- [Excerpted records]
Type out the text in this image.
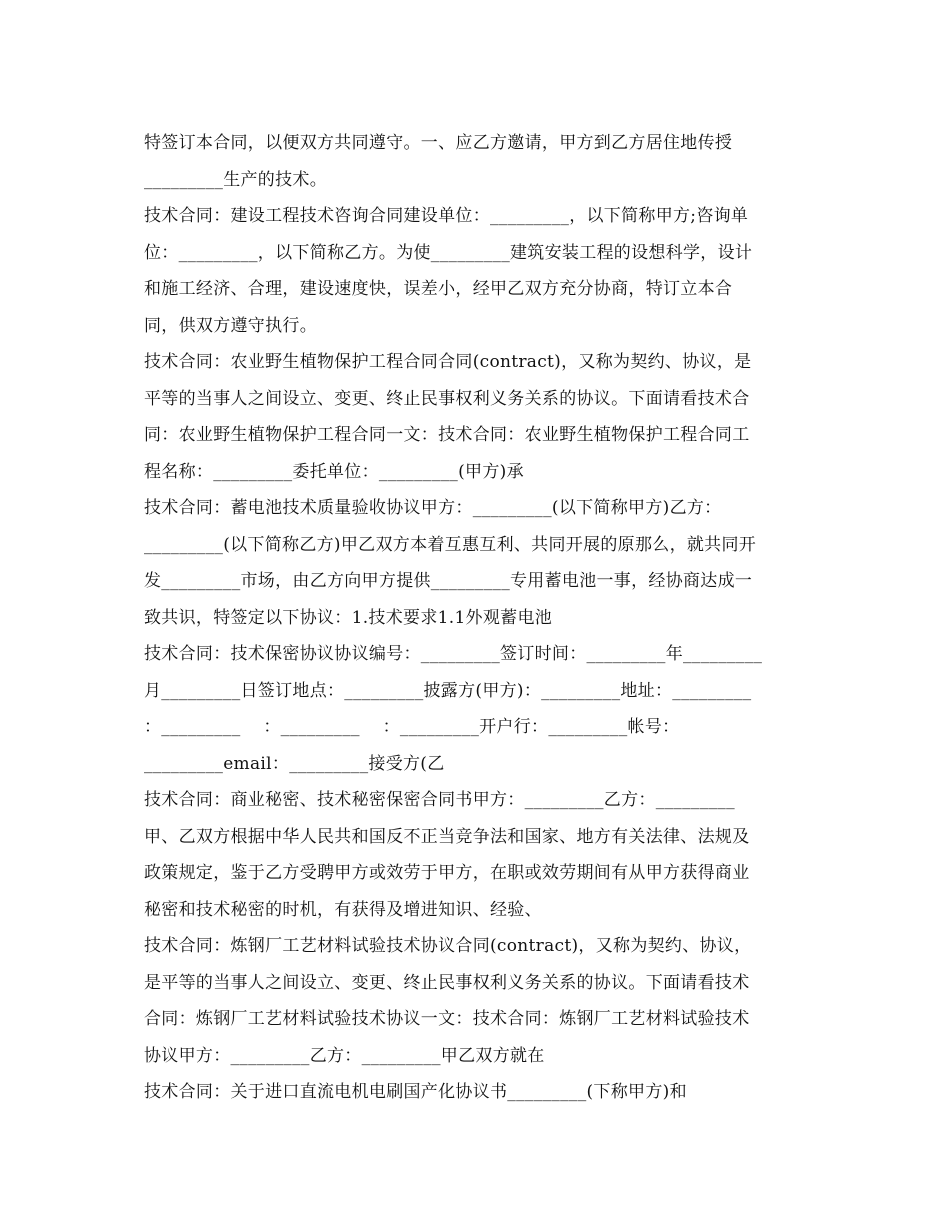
特签订本合同，以便双方共同遵守。一、应乙方邀请，甲方到乙方居住地传授
_________生产的技术。
技术合同：建设工程技术咨询合同建设单位：_________，以下简称甲方;咨询单
位：_________，以下简称乙方。为使_________建筑安装工程的设想科学，设计
和施工经济、合理，建设速度快，误差小，经甲乙双方充分协商，特订立本合
同，供双方遵守执行。
技术合同：农业野生植物保护工程合同合同(contract)，又称为契约、协议，是
平等的当事人之间设立、变更、终止民事权利义务关系的协议。下面请看技术合
同：农业野生植物保护工程合同一文：技术合同：农业野生植物保护工程合同工
程名称：_________委托单位：_________(甲方)承
技术合同：蓄电池技术质量验收协议甲方：_________(以下简称甲方)乙方：
_________(以下简称乙方)甲乙双方本着互惠互利、共同开展的原那么，就共同开
发_________市场，由乙方向甲方提供_________专用蓄电池一事，经协商达成一
致共识，特签定以下协议：1.技术要求1.1外观蓄电池
技术合同：技术保密协议协议编号：_________签订时间：_________年_________
月_________日签订地点：_________披露方(甲方)：_________地址：_________
：_________    ：_________    ：_________开户行：_________帐号：
_________email：_________接受方(乙
技术合同：商业秘密、技术秘密保密合同书甲方：_________乙方：_________
甲、乙双方根据中华人民共和国反不正当竞争法和国家、地方有关法律、法规及
政策规定，鉴于乙方受聘甲方或效劳于甲方，在职或效劳期间有从甲方获得商业
秘密和技术秘密的时机，有获得及增进知识、经验、
技术合同：炼钢厂工艺材料试验技术协议合同(contract)，又称为契约、协议，
是平等的当事人之间设立、变更、终止民事权利义务关系的协议。下面请看技术
合同：炼钢厂工艺材料试验技术协议一文：技术合同：炼钢厂工艺材料试验技术
协议甲方：_________乙方：_________甲乙双方就在
技术合同：关于进口直流电机电刷国产化协议书_________(下称甲方)和
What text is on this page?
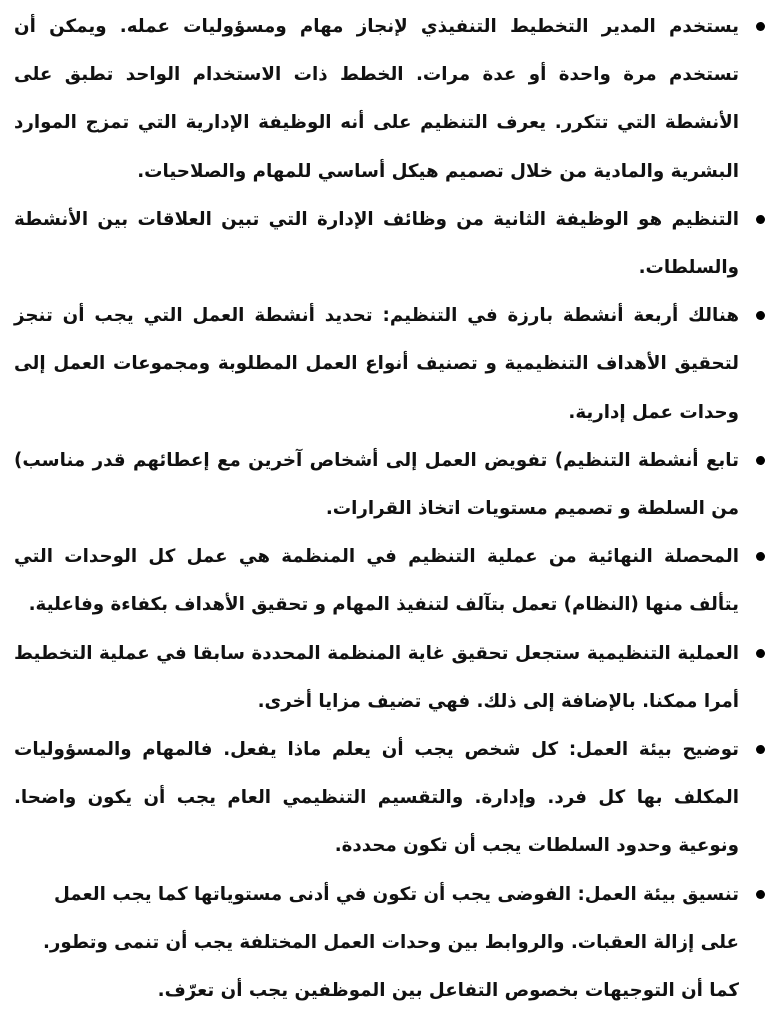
يستخدم المدير التخطيط التنفيذي لإنجاز مهام ومسؤوليات عمله. ويمكن أن تستخدم مرة واحدة أو عدة مرات. الخطط ذات الاستخدام الواحد تطبق على الأنشطة التي تتكرر. يعرف التنظيم على أنه الوظيفة الإدارية التي تمزج الموارد البشرية والمادية من خلال تصميم هيكل أساسي للمهام والصلاحيات.
التنظيم هو الوظيفة الثانية من وظائف الإدارة التي تبين العلاقات بين الأنشطة والسلطات.
هنالك أربعة أنشطة بارزة في التنظيم: تحديد أنشطة العمل التي يجب أن تنجز لتحقيق الأهداف التنظيمية و تصنيف أنواع العمل المطلوبة ومجموعات العمل إلى وحدات عمل إدارية.
تابع أنشطة التنظيم) تفويض العمل إلى أشخاص آخرين مع إعطائهم قدر مناسب) من السلطة و تصميم مستويات اتخاذ القرارات.
المحصلة النهائية من عملية التنظيم في المنظمة هي عمل كل الوحدات التي يتألف منها (النظام) تعمل بتآلف لتنفيذ المهام و تحقيق الأهداف بكفاءة وفاعلية.
العملية التنظيمية ستجعل تحقيق غاية المنظمة المحددة سابقا في عملية التخطيط أمرا ممكنا. بالإضافة إلى ذلك. فهي تضيف مزايا أخرى.
توضيح بيئة العمل: كل شخص يجب أن يعلم ماذا يفعل. فالمهام والمسؤوليات المكلف بها كل فرد. وإدارة. والتقسيم التنظيمي العام يجب أن يكون واضحا. ونوعية وحدود السلطات يجب أن تكون محددة.
تنسيق بيئة العمل: الفوضى يجب أن تكون في أدنى مستوياتها كما يجب العمل على إزالة العقبات. والروابط بين وحدات العمل المختلفة يجب أن تنمى وتطور. كما أن التوجيهات بخصوص التفاعل بين الموظفين يجب أن تعرّف.
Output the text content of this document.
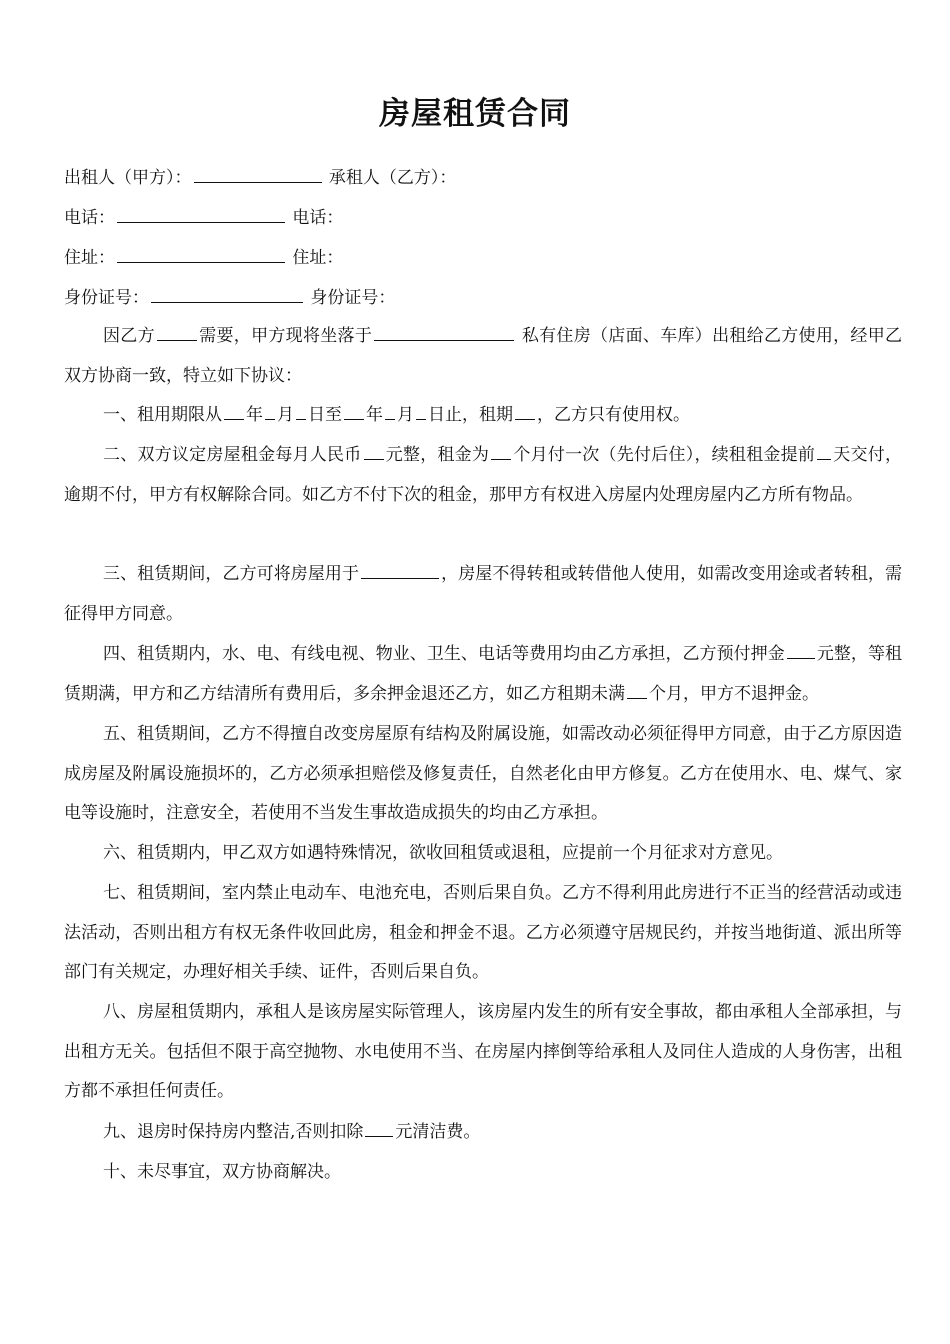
房屋租赁合同
出租人（甲方）：	承租人（乙方）：
电话：	电话：
住址：	住址：
身份证号：	身份证号：
因乙方	需要，甲方现将坐落于	私有住房（店面、车库）出租给乙方使用，经甲乙双方协商一致，特立如下协议：
一、租用期限从 年 月 日至 年 月 日止，租期 ，乙方只有使用权。
二、双方议定房屋租金每月人民币 元整，租金为 个月付一次（先付后住），续租租金提前 天交付，逾期不付，甲方有权解除合同。如乙方不付下次的租金，那甲方有权进入房屋内处理房屋内乙方所有物品。
三、租赁期间，乙方可将房屋用于	，房屋不得转租或转借他人使用，如需改变用途或者转租，需征得甲方同意。
四、租赁期内，水、电、有线电视、物业、卫生、电话等费用均由乙方承担，乙方预付押金 元整，等租赁期满，甲方和乙方结清所有费用后，多余押金退还乙方，如乙方租期未满 个月，甲方不退押金。
五、租赁期间，乙方不得擅自改变房屋原有结构及附属设施，如需改动必须征得甲方同意，由于乙方原因造成房屋及附属设施损坏的，乙方必须承担赔偿及修复责任，自然老化由甲方修复。乙方在使用水、电、煤气、家电等设施时，注意安全，若使用不当发生事故造成损失的均由乙方承担。
六、租赁期内，甲乙双方如遇特殊情况，欲收回租赁或退租，应提前一个月征求对方意见。
七、租赁期间，室内禁止电动车、电池充电，否则后果自负。乙方不得利用此房进行不正当的经营活动或违法活动，否则出租方有权无条件收回此房，租金和押金不退。乙方必须遵守居规民约，并按当地街道、派出所等部门有关规定，办理好相关手续、证件，否则后果自负。
八、房屋租赁期内，承租人是该房屋实际管理人，该房屋内发生的所有安全事故，都由承租人全部承担，与出租方无关。包括但不限于高空抛物、水电使用不当、在房屋内摔倒等给承租人及同住人造成的人身伤害，出租方都不承担任何责任。
九、退房时保持房内整洁,否则扣除 元清洁费。
十、未尽事宜，双方协商解决。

- [Written instruction] Count the lines of the listing above that include the word "تكون" and state the total with nothing else.

- [Output for this task] 2